• Stated goal: Look over the entries that follow and work out how many lines contain "Vertical". State the number only.

• Data in this exercise:

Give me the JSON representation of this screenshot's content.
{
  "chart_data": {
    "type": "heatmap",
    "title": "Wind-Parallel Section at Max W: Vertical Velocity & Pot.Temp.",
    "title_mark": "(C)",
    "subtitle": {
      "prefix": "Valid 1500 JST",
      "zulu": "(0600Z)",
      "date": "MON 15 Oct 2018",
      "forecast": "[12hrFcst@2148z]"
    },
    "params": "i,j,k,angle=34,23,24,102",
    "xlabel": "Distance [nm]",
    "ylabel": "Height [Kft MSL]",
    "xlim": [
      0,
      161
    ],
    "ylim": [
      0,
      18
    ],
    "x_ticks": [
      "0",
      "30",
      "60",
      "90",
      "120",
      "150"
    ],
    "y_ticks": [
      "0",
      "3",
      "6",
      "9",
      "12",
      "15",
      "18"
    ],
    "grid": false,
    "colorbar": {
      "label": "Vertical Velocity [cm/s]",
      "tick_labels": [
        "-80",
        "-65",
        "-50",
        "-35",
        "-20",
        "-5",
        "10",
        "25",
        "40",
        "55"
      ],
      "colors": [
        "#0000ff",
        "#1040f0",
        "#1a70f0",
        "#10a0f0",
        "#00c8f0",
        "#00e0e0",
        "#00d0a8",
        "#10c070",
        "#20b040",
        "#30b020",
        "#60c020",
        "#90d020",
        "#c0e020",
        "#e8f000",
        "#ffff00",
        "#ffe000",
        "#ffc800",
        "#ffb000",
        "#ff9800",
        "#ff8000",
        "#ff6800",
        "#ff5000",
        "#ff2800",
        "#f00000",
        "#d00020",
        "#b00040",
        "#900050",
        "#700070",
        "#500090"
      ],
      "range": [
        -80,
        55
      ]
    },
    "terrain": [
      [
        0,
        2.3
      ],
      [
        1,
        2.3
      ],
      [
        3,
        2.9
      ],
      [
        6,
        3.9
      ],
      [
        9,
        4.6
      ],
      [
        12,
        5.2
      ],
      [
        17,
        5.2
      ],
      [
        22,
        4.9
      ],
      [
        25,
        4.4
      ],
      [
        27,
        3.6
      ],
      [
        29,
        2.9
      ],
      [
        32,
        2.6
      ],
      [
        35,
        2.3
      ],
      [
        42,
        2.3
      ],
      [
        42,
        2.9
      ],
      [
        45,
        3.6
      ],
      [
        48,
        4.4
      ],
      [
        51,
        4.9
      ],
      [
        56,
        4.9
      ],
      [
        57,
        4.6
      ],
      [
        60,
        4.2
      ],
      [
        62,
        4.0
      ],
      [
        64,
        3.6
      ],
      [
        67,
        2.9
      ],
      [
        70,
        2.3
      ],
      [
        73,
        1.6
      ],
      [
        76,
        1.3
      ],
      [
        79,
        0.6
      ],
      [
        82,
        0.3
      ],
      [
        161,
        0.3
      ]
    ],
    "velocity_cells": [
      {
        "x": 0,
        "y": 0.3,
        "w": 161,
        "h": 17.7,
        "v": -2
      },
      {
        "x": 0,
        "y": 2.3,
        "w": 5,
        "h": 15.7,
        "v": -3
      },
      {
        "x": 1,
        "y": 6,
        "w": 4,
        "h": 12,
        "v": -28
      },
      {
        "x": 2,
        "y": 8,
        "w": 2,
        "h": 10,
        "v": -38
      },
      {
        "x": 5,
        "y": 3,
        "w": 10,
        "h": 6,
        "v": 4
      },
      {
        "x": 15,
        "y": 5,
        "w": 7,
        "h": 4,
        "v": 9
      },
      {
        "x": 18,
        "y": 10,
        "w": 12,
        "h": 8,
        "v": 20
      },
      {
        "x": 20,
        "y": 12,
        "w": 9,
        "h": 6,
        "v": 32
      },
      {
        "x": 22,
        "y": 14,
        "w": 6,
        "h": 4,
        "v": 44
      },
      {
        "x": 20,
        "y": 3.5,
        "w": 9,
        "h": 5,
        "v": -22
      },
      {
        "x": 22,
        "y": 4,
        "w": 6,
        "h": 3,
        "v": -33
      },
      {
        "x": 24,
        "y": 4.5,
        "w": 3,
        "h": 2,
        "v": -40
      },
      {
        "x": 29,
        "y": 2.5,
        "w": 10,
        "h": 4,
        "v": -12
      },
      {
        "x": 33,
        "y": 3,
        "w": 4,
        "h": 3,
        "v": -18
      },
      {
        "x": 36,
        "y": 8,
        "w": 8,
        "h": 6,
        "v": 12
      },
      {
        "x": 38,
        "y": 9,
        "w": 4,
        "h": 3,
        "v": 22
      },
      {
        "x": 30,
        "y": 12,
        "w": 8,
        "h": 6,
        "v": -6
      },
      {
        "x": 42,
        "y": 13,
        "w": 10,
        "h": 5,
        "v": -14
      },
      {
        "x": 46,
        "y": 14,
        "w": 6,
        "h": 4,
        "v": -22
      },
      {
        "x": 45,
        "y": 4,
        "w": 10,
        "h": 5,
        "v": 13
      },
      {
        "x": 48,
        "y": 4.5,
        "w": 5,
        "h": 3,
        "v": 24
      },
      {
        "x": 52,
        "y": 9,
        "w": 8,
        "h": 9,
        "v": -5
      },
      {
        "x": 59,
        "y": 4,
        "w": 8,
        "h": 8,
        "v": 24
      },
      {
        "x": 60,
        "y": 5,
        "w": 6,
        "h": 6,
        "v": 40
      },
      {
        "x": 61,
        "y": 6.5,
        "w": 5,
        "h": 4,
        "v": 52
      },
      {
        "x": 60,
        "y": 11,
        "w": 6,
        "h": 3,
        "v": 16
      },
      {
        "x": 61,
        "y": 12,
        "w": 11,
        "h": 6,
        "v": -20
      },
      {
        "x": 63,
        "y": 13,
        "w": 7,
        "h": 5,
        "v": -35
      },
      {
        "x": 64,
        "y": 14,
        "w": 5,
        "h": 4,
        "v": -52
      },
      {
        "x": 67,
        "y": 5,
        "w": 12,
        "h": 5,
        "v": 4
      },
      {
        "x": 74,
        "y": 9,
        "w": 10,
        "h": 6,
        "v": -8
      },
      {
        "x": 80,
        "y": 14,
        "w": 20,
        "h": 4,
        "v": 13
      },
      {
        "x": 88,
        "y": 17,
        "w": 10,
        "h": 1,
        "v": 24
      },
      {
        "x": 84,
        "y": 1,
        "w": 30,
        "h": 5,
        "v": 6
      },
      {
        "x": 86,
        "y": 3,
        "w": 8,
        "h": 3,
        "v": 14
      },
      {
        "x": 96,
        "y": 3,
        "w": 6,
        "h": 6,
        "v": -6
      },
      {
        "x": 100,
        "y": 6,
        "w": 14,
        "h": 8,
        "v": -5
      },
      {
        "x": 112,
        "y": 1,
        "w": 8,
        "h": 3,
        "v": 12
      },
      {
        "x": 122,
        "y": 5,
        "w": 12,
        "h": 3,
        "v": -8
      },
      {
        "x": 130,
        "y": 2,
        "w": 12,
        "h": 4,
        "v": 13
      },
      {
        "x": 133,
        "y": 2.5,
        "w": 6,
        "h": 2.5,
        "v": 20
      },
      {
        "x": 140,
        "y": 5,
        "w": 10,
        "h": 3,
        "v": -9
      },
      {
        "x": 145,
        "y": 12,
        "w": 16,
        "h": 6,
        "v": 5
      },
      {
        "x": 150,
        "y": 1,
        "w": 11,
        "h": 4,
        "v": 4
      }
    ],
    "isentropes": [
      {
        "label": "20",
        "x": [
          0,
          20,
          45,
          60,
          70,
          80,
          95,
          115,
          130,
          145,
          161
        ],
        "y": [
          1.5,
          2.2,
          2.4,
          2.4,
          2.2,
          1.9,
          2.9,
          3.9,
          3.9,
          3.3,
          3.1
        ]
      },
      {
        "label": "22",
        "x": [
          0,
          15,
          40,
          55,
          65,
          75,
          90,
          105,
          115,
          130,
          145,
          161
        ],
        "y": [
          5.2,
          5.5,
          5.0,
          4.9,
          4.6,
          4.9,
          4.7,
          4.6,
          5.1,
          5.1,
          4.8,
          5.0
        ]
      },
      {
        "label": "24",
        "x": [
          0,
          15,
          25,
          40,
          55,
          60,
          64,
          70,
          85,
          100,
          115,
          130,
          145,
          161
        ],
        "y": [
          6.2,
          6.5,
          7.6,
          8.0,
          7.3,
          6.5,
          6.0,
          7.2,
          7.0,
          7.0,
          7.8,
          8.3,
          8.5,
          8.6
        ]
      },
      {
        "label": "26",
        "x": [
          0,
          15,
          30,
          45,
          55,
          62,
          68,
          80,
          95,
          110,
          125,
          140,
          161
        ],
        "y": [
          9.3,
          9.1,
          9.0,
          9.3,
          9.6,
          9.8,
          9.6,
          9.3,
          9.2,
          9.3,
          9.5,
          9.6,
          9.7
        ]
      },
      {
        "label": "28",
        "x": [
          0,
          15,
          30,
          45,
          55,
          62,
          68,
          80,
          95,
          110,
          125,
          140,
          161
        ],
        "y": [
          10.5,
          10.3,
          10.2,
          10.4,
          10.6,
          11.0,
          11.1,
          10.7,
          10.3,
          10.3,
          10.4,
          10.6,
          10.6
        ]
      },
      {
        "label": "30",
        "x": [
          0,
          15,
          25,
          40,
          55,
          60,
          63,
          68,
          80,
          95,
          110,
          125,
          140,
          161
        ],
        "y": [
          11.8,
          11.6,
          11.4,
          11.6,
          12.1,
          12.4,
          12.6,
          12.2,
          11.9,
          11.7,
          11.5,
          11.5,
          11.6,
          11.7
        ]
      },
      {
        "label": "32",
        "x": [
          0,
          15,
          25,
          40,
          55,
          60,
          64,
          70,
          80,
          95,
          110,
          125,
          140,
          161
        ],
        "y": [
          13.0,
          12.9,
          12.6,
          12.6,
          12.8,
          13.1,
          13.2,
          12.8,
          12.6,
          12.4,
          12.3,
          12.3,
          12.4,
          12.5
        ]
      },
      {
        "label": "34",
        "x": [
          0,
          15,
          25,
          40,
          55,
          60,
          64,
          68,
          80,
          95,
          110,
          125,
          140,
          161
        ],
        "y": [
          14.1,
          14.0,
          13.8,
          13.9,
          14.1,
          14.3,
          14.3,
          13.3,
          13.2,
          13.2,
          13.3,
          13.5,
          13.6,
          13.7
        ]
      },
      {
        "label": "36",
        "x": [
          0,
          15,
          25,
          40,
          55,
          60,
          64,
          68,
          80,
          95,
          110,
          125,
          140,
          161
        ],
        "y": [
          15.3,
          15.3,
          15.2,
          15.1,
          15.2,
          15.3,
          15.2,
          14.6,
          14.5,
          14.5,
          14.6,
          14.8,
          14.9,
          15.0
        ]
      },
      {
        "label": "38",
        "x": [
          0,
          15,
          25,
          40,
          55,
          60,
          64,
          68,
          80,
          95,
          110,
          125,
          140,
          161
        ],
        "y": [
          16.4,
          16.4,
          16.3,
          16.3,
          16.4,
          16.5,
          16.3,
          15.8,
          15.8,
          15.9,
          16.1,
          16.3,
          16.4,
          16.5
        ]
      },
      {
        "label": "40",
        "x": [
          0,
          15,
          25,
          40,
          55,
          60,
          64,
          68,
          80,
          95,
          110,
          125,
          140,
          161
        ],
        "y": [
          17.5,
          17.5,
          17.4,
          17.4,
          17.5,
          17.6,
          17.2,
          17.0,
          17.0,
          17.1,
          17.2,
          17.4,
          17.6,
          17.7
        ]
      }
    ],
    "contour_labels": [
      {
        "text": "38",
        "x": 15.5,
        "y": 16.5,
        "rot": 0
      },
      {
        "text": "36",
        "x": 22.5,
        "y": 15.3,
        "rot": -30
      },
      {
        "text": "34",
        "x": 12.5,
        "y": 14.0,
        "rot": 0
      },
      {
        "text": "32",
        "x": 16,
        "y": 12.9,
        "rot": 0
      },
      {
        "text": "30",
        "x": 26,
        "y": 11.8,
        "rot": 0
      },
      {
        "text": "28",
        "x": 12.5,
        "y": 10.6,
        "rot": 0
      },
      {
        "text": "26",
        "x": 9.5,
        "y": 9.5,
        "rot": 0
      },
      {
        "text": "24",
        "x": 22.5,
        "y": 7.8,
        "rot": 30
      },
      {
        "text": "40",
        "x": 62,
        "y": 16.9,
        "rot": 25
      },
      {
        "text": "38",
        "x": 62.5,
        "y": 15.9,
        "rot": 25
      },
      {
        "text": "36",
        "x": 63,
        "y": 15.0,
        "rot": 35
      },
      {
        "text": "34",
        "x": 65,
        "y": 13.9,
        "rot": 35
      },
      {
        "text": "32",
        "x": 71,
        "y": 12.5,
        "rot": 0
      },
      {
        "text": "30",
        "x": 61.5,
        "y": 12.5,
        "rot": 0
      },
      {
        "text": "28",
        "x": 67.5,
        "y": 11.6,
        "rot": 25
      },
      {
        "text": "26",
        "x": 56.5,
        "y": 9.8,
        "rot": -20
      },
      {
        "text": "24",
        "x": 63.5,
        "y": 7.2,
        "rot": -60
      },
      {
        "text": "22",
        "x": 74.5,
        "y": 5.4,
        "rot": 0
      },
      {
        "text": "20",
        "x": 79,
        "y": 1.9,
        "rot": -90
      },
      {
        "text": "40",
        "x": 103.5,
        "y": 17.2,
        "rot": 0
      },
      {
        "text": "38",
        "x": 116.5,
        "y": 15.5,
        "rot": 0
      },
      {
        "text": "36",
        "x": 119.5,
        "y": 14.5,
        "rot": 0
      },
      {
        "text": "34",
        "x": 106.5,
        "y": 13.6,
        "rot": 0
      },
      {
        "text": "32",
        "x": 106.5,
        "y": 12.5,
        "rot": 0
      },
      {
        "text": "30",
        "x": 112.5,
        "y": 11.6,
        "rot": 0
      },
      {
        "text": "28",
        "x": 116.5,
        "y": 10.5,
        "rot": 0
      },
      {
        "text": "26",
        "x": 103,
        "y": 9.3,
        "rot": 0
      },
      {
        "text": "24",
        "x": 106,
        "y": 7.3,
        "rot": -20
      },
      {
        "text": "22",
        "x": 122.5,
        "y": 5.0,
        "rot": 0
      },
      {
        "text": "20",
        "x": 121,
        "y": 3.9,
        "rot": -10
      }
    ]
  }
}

• Exercise result: 2